Data entries for graphics
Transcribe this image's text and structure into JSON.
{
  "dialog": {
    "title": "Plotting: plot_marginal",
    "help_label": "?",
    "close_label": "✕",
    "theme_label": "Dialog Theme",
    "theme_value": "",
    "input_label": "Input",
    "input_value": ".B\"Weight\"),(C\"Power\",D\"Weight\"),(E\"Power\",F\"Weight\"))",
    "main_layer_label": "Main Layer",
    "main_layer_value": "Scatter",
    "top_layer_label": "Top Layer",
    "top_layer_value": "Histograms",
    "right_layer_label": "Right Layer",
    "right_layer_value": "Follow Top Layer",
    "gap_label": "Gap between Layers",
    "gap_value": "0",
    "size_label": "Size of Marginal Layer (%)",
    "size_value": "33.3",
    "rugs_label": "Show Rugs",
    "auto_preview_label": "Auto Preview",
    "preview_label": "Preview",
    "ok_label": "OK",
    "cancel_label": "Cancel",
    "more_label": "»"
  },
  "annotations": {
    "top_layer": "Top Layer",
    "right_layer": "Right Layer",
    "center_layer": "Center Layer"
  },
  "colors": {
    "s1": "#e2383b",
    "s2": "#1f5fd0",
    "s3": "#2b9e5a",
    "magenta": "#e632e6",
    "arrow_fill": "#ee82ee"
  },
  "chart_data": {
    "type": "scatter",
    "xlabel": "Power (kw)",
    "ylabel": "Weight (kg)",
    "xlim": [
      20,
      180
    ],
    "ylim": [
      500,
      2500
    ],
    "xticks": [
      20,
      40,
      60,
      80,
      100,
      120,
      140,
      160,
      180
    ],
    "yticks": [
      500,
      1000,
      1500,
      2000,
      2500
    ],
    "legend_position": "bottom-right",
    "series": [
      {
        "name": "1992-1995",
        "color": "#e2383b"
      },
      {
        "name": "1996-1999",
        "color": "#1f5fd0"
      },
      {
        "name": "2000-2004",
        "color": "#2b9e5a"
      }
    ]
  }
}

▸ **TO BE DONE**:
Return each full line of the entries that contains the word "Preview".

▸ **PROBLEM SOLUTION**:
    "auto_preview_label": "Auto Preview",
    "preview_label": "Preview",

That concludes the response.